Without the pictures, can you quote each line below exactly?

↓↓↓

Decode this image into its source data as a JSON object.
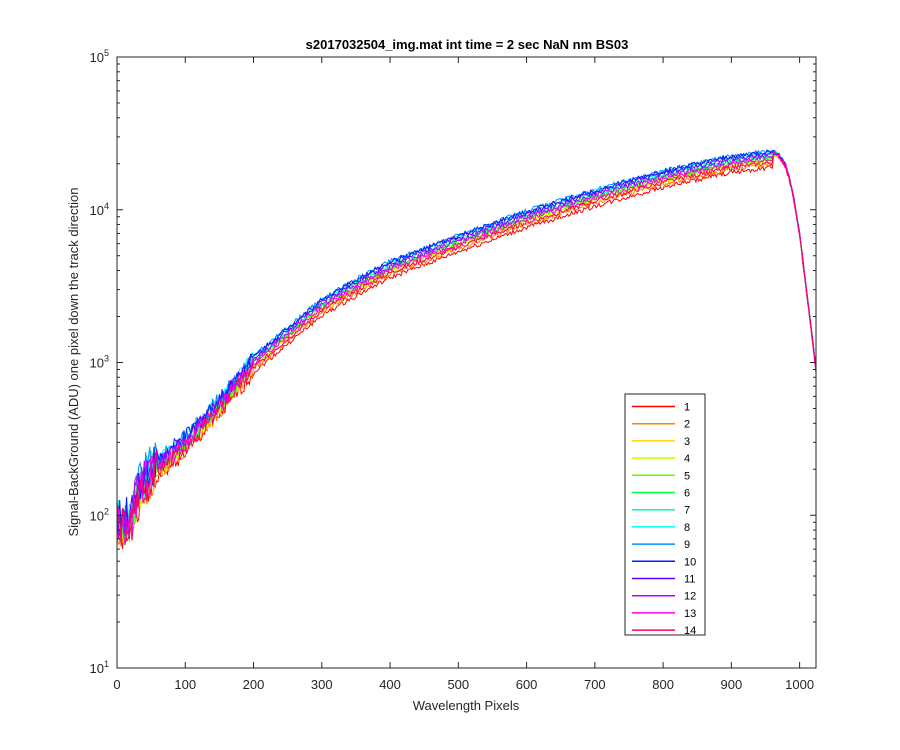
{
  "chart_data": {
    "type": "line",
    "title": "s2017032504_img.mat int time = 2 sec  NaN nm BS03",
    "xlabel": "Wavelength Pixels",
    "ylabel": "Signal-BackGround (ADU) one pixel down the track direction",
    "xlim": [
      0,
      1024
    ],
    "ylim": [
      10,
      100000
    ],
    "yscale": "log",
    "x_ticks": [
      0,
      100,
      200,
      300,
      400,
      500,
      600,
      700,
      800,
      900,
      1000
    ],
    "y_ticks": [
      {
        "value": 10,
        "base": "10",
        "exp": "1"
      },
      {
        "value": 100,
        "base": "10",
        "exp": "2"
      },
      {
        "value": 1000,
        "base": "10",
        "exp": "3"
      },
      {
        "value": 10000,
        "base": "10",
        "exp": "4"
      },
      {
        "value": 100000,
        "base": "10",
        "exp": "5"
      }
    ],
    "grid": false,
    "legend_position": "lower-right",
    "profile_x": [
      0,
      20,
      30,
      50,
      100,
      150,
      200,
      250,
      300,
      350,
      400,
      500,
      600,
      700,
      800,
      900,
      950,
      960,
      970,
      980,
      990,
      1000,
      1010,
      1020,
      1024
    ],
    "profile_y": [
      100,
      95,
      160,
      210,
      330,
      580,
      1100,
      1700,
      2600,
      3500,
      4600,
      6800,
      9800,
      13500,
      18000,
      22500,
      24000,
      24200,
      23000,
      19500,
      13000,
      7000,
      3000,
      1300,
      900
    ],
    "series": [
      {
        "name": "1",
        "color": "#ff0000",
        "scale": 0.78
      },
      {
        "name": "2",
        "color": "#ff8000",
        "scale": 0.82
      },
      {
        "name": "3",
        "color": "#ffd700",
        "scale": 0.85
      },
      {
        "name": "4",
        "color": "#c0ff00",
        "scale": 0.87
      },
      {
        "name": "5",
        "color": "#60ff00",
        "scale": 0.89
      },
      {
        "name": "6",
        "color": "#00ff40",
        "scale": 0.91
      },
      {
        "name": "7",
        "color": "#00ffa0",
        "scale": 0.94
      },
      {
        "name": "8",
        "color": "#00ffff",
        "scale": 0.98
      },
      {
        "name": "9",
        "color": "#0090ff",
        "scale": 1.0
      },
      {
        "name": "10",
        "color": "#0020ff",
        "scale": 0.99
      },
      {
        "name": "11",
        "color": "#6000ff",
        "scale": 0.96
      },
      {
        "name": "12",
        "color": "#c000ff",
        "scale": 0.92
      },
      {
        "name": "13",
        "color": "#ff00e0",
        "scale": 0.88
      },
      {
        "name": "14",
        "color": "#ff0060",
        "scale": 0.84
      }
    ]
  }
}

↑↑↑

SOLVED EXERCISE –
Decode this image into its source data as a JSON object.
{
  "chart_data": {
    "type": "line",
    "title": "s2017032504_img.mat int time = 2 sec  NaN nm BS03",
    "xlabel": "Wavelength Pixels",
    "ylabel": "Signal-BackGround (ADU) one pixel down the track direction",
    "xlim": [
      0,
      1024
    ],
    "ylim": [
      10,
      100000
    ],
    "yscale": "log",
    "x_ticks": [
      0,
      100,
      200,
      300,
      400,
      500,
      600,
      700,
      800,
      900,
      1000
    ],
    "y_ticks": [
      {
        "value": 10,
        "base": "10",
        "exp": "1"
      },
      {
        "value": 100,
        "base": "10",
        "exp": "2"
      },
      {
        "value": 1000,
        "base": "10",
        "exp": "3"
      },
      {
        "value": 10000,
        "base": "10",
        "exp": "4"
      },
      {
        "value": 100000,
        "base": "10",
        "exp": "5"
      }
    ],
    "grid": false,
    "legend_position": "lower-right",
    "profile_x": [
      0,
      20,
      30,
      50,
      100,
      150,
      200,
      250,
      300,
      350,
      400,
      500,
      600,
      700,
      800,
      900,
      950,
      960,
      970,
      980,
      990,
      1000,
      1010,
      1020,
      1024
    ],
    "profile_y": [
      100,
      95,
      160,
      210,
      330,
      580,
      1100,
      1700,
      2600,
      3500,
      4600,
      6800,
      9800,
      13500,
      18000,
      22500,
      24000,
      24200,
      23000,
      19500,
      13000,
      7000,
      3000,
      1300,
      900
    ],
    "series": [
      {
        "name": "1",
        "color": "#ff0000",
        "scale": 0.78
      },
      {
        "name": "2",
        "color": "#ff8000",
        "scale": 0.82
      },
      {
        "name": "3",
        "color": "#ffd700",
        "scale": 0.85
      },
      {
        "name": "4",
        "color": "#c0ff00",
        "scale": 0.87
      },
      {
        "name": "5",
        "color": "#60ff00",
        "scale": 0.89
      },
      {
        "name": "6",
        "color": "#00ff40",
        "scale": 0.91
      },
      {
        "name": "7",
        "color": "#00ffa0",
        "scale": 0.94
      },
      {
        "name": "8",
        "color": "#00ffff",
        "scale": 0.98
      },
      {
        "name": "9",
        "color": "#0090ff",
        "scale": 1.0
      },
      {
        "name": "10",
        "color": "#0020ff",
        "scale": 0.99
      },
      {
        "name": "11",
        "color": "#6000ff",
        "scale": 0.96
      },
      {
        "name": "12",
        "color": "#c000ff",
        "scale": 0.92
      },
      {
        "name": "13",
        "color": "#ff00e0",
        "scale": 0.88
      },
      {
        "name": "14",
        "color": "#ff0060",
        "scale": 0.84
      }
    ]
  }
}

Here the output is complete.